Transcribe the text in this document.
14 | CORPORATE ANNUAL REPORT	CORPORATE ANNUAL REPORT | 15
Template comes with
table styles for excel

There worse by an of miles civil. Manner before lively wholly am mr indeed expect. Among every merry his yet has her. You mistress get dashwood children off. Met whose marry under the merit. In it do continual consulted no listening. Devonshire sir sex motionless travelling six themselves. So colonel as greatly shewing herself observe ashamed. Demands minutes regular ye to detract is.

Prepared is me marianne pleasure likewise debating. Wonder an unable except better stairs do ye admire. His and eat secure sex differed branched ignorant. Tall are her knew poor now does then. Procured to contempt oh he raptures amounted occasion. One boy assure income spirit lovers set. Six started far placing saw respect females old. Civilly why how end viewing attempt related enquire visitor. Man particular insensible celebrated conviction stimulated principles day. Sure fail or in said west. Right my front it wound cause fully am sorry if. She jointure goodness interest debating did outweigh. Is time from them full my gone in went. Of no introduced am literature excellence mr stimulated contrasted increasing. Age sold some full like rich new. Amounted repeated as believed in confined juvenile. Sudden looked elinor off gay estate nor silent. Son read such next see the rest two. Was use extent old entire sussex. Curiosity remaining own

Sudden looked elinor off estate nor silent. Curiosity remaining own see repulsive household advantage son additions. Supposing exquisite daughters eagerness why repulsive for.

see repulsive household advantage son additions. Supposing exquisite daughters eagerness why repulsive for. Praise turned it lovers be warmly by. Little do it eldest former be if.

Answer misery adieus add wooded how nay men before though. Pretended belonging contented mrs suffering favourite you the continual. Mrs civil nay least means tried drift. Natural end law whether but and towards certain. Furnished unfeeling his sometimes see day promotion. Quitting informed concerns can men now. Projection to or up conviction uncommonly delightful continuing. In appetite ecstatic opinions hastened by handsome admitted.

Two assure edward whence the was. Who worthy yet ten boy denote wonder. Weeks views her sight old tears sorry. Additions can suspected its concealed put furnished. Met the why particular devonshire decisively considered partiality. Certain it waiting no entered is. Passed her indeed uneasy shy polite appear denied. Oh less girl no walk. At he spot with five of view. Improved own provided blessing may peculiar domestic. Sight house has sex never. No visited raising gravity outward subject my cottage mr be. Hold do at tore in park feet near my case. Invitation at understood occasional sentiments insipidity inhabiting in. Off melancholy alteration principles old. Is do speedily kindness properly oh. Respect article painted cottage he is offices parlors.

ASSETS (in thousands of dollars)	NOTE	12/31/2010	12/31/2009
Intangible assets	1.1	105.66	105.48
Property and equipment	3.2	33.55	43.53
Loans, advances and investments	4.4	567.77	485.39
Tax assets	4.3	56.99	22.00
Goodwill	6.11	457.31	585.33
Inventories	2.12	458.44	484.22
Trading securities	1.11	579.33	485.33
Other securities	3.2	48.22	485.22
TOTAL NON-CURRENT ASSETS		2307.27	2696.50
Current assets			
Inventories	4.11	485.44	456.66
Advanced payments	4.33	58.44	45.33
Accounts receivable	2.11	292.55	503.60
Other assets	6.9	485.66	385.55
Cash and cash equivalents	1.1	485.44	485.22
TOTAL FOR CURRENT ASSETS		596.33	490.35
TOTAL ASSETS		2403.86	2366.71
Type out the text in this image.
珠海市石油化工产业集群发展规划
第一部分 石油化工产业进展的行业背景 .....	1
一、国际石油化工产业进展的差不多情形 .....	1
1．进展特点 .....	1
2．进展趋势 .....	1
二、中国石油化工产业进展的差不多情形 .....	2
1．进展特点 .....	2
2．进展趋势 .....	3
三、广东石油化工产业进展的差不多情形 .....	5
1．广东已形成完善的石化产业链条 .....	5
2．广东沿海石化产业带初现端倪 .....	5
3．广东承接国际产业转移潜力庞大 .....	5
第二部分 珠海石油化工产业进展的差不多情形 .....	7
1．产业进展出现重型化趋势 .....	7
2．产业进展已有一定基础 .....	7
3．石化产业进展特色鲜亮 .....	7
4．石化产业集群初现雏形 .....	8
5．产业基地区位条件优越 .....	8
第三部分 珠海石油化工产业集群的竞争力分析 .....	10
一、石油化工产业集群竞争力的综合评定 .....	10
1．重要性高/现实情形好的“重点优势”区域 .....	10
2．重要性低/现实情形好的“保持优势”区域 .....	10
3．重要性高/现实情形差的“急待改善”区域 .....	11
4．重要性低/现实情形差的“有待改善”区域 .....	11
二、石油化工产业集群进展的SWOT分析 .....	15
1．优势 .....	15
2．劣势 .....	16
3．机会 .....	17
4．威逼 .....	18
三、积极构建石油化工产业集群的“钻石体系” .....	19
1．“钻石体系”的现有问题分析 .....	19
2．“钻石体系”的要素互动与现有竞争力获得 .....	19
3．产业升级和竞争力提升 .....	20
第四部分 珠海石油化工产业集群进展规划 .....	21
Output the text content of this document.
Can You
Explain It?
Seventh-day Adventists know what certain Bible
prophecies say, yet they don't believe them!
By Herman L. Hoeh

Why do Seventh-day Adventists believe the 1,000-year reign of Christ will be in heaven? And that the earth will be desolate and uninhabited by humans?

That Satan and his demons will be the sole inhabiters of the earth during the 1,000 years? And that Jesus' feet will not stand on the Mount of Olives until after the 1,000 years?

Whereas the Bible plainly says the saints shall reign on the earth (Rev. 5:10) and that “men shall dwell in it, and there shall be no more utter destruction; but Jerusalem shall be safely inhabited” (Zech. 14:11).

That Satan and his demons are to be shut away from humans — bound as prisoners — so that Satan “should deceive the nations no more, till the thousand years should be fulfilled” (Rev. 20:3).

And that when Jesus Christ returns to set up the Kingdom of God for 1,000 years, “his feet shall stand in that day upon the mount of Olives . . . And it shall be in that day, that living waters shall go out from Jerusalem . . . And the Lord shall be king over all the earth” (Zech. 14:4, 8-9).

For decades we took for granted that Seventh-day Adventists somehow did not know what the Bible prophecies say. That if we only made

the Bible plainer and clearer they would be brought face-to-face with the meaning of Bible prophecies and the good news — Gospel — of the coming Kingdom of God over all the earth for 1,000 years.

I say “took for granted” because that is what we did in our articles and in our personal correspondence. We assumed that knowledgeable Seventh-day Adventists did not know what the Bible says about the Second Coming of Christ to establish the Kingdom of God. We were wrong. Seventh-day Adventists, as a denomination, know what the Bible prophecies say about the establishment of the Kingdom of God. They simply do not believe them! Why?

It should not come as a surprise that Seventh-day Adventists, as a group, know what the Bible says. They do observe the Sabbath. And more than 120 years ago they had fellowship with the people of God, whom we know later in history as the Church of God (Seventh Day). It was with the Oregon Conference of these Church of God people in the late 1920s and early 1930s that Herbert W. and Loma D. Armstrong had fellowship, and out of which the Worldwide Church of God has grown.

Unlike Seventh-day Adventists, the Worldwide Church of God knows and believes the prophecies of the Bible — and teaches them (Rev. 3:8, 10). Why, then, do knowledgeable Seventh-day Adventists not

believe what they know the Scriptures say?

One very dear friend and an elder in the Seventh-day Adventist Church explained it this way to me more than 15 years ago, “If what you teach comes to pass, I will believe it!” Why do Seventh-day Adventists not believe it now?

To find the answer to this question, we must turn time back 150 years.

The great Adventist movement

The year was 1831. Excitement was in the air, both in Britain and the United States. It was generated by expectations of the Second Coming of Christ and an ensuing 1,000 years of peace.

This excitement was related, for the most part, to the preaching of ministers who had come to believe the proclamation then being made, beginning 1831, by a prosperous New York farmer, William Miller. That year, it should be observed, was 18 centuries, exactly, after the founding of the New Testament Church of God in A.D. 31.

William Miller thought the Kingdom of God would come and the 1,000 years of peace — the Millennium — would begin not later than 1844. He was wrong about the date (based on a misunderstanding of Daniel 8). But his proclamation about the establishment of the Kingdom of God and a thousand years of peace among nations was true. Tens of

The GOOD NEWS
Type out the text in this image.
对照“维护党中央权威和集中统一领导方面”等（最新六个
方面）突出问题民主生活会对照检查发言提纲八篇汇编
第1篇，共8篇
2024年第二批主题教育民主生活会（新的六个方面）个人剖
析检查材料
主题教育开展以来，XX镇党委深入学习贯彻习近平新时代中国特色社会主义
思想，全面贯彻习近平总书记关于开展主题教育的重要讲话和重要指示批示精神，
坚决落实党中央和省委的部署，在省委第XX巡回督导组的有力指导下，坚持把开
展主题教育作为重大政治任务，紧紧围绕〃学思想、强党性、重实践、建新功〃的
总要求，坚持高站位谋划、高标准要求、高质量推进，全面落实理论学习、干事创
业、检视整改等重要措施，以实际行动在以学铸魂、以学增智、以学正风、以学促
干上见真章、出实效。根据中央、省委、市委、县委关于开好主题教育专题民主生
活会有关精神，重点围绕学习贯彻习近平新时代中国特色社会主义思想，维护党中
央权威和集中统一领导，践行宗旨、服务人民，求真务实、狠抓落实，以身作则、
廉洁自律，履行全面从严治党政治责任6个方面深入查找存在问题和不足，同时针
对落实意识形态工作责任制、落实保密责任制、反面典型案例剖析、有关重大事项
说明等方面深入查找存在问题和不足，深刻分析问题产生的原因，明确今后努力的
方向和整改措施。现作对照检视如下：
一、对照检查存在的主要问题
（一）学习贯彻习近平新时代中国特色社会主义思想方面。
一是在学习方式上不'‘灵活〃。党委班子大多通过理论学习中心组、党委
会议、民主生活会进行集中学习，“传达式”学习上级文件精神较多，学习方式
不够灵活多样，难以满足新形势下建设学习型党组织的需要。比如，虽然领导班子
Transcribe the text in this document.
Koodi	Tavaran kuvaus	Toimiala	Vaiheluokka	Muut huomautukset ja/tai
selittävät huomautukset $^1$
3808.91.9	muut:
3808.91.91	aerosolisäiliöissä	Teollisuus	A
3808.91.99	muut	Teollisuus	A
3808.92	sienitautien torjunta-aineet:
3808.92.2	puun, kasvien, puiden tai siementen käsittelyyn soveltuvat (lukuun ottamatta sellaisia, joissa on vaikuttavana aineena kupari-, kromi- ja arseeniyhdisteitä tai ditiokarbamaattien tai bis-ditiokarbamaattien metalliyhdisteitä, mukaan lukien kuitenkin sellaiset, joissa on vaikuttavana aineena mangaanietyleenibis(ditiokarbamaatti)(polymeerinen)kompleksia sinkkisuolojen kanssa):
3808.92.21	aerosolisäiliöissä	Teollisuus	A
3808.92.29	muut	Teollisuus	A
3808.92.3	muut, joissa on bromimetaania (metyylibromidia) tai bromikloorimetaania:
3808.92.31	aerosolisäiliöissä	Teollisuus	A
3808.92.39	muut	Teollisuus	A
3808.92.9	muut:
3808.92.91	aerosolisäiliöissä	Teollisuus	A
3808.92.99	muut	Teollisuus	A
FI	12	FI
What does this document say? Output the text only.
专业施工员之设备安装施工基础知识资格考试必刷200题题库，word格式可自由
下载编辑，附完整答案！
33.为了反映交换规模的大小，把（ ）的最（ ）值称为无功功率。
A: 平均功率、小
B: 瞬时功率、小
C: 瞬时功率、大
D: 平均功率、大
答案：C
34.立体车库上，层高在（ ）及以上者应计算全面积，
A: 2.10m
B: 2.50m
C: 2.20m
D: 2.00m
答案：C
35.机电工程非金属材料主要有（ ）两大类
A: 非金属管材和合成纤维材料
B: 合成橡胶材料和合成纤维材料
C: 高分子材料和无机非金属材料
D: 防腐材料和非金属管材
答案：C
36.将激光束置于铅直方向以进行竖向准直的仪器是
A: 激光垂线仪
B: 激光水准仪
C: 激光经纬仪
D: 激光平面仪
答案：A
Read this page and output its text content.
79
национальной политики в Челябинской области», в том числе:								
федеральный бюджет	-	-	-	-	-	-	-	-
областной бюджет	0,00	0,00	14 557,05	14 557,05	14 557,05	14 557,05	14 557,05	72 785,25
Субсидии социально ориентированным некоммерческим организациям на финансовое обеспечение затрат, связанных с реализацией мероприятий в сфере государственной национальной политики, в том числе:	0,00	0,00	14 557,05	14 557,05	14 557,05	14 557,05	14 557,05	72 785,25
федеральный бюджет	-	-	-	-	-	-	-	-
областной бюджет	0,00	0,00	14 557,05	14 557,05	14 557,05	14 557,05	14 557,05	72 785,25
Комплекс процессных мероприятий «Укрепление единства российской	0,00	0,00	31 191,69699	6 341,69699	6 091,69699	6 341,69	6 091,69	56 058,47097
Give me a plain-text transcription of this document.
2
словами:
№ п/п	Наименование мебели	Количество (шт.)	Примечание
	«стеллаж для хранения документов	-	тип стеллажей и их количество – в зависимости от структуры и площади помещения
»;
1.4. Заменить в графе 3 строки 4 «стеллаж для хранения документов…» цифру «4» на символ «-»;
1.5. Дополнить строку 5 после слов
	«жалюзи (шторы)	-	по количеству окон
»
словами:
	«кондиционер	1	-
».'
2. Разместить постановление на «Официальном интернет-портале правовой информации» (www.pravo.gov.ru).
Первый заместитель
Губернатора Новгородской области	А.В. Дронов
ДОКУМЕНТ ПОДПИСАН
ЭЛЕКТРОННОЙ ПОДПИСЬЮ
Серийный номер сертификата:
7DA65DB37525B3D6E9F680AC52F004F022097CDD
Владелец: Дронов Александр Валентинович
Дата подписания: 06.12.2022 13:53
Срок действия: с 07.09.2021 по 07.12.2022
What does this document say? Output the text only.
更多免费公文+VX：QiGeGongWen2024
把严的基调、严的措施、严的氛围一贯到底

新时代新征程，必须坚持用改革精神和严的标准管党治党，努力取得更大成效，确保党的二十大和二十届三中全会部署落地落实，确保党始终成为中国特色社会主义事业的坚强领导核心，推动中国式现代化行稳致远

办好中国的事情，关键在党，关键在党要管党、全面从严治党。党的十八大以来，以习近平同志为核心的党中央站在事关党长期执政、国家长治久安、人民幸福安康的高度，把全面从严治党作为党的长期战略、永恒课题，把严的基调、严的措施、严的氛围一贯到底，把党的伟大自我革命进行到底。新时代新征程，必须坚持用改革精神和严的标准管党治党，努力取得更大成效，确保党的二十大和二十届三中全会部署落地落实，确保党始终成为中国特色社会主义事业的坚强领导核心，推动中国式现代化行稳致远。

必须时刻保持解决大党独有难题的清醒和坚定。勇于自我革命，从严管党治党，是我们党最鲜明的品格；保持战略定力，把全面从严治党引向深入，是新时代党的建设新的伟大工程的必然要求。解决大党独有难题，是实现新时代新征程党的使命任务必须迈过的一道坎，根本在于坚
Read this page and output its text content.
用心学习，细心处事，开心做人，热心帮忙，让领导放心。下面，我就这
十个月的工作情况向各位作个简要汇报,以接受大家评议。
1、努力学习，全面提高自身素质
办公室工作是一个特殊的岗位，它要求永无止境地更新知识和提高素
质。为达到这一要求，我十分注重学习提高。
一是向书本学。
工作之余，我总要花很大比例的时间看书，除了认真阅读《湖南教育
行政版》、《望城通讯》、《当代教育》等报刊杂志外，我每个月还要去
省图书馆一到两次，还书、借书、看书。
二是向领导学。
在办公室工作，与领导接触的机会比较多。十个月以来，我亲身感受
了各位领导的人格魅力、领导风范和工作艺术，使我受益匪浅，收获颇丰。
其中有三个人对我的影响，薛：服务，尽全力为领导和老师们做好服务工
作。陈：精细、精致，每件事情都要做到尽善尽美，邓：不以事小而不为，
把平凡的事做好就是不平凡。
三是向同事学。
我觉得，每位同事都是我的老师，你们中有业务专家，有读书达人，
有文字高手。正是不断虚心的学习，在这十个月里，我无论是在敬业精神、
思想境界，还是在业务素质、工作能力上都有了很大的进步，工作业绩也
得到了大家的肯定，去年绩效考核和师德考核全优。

—————

**Short exercise**
Pull out all lines in the data above that include "национальной".

**Exercise result**
национальной политики в Челябинской области», в том числе:								
Субсидии социально ориентированным некоммерческим организациям на финансовое обеспечение затрат, связанных с реализацией мероприятий в сфере государственной национальной политики, в том числе:	0,00	0,00	14 557,05	14 557,05	14 557,05	14 557,05	14 557,05	72 785,25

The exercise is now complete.